- [Data shown]
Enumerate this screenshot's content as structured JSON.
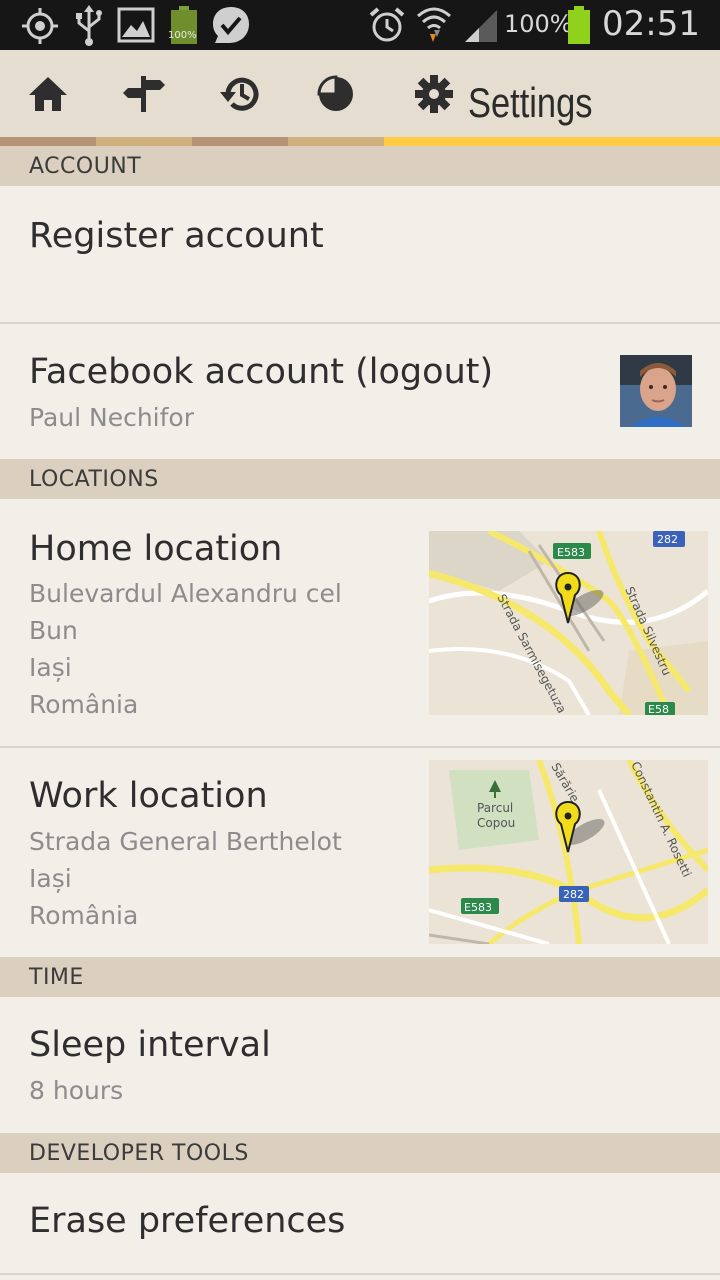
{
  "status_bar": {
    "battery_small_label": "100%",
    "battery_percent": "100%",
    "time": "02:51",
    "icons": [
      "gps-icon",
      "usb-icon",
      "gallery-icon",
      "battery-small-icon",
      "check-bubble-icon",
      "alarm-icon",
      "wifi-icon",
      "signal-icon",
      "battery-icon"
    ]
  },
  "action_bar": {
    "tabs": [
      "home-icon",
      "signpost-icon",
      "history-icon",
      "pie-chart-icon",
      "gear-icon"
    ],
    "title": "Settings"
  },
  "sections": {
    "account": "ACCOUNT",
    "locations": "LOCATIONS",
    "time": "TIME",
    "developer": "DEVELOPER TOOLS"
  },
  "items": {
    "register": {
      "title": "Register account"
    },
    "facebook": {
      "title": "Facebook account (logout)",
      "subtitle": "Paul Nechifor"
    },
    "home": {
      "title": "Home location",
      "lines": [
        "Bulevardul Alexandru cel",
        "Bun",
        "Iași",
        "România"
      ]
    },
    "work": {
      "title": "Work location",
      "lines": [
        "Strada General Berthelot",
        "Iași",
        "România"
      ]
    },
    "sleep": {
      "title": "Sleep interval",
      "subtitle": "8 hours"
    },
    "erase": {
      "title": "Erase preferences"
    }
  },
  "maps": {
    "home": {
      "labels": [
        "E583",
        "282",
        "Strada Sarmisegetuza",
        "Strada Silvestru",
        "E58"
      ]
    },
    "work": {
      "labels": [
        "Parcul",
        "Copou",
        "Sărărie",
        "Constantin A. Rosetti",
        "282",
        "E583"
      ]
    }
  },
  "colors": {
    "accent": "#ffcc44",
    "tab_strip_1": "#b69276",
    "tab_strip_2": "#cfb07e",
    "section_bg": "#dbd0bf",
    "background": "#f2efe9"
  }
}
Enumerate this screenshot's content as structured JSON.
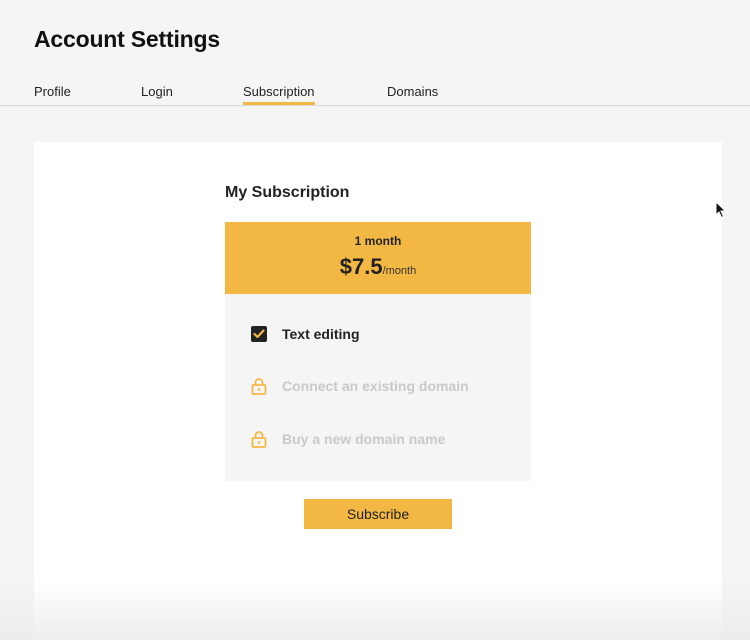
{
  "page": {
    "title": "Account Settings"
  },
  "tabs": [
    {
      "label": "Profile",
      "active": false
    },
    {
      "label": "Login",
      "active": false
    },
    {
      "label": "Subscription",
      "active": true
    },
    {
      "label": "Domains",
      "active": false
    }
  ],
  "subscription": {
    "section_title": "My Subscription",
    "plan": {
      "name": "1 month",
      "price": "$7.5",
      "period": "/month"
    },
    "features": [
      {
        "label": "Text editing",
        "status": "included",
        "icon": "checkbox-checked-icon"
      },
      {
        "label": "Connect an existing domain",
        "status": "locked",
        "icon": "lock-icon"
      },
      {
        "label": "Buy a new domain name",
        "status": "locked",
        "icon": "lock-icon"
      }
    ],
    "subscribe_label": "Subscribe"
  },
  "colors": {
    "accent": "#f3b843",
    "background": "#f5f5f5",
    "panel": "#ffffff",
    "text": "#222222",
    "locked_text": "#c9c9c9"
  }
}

- [Exercise description]
All the material shown above is to be copied exactly, with no pictures carried over.

- [Finished task]
Enumerate this screenshot's content as structured JSON.
{
  "status_bar": {
    "battery_small_label": "100%",
    "battery_percent": "100%",
    "time": "02:51",
    "icons": [
      "gps-icon",
      "usb-icon",
      "gallery-icon",
      "battery-small-icon",
      "check-bubble-icon",
      "alarm-icon",
      "wifi-icon",
      "signal-icon",
      "battery-icon"
    ]
  },
  "action_bar": {
    "tabs": [
      "home-icon",
      "signpost-icon",
      "history-icon",
      "pie-chart-icon",
      "gear-icon"
    ],
    "title": "Settings"
  },
  "sections": {
    "account": "ACCOUNT",
    "locations": "LOCATIONS",
    "time": "TIME",
    "developer": "DEVELOPER TOOLS"
  },
  "items": {
    "register": {
      "title": "Register account"
    },
    "facebook": {
      "title": "Facebook account (logout)",
      "subtitle": "Paul Nechifor"
    },
    "home": {
      "title": "Home location",
      "lines": [
        "Bulevardul Alexandru cel",
        "Bun",
        "Iași",
        "România"
      ]
    },
    "work": {
      "title": "Work location",
      "lines": [
        "Strada General Berthelot",
        "Iași",
        "România"
      ]
    },
    "sleep": {
      "title": "Sleep interval",
      "subtitle": "8 hours"
    },
    "erase": {
      "title": "Erase preferences"
    }
  },
  "maps": {
    "home": {
      "labels": [
        "E583",
        "282",
        "Strada Sarmisegetuza",
        "Strada Silvestru",
        "E58"
      ]
    },
    "work": {
      "labels": [
        "Parcul",
        "Copou",
        "Sărărie",
        "Constantin A. Rosetti",
        "282",
        "E583"
      ]
    }
  },
  "colors": {
    "accent": "#ffcc44",
    "tab_strip_1": "#b69276",
    "tab_strip_2": "#cfb07e",
    "section_bg": "#dbd0bf",
    "background": "#f2efe9"
  }
}
Enumerate this screenshot's content as structured JSON.
{
  "page": {
    "title": "Account Settings"
  },
  "tabs": [
    {
      "label": "Profile",
      "active": false
    },
    {
      "label": "Login",
      "active": false
    },
    {
      "label": "Subscription",
      "active": true
    },
    {
      "label": "Domains",
      "active": false
    }
  ],
  "subscription": {
    "section_title": "My Subscription",
    "plan": {
      "name": "1 month",
      "price": "$7.5",
      "period": "/month"
    },
    "features": [
      {
        "label": "Text editing",
        "status": "included",
        "icon": "checkbox-checked-icon"
      },
      {
        "label": "Connect an existing domain",
        "status": "locked",
        "icon": "lock-icon"
      },
      {
        "label": "Buy a new domain name",
        "status": "locked",
        "icon": "lock-icon"
      }
    ],
    "subscribe_label": "Subscribe"
  },
  "colors": {
    "accent": "#f3b843",
    "background": "#f5f5f5",
    "panel": "#ffffff",
    "text": "#222222",
    "locked_text": "#c9c9c9"
  }
}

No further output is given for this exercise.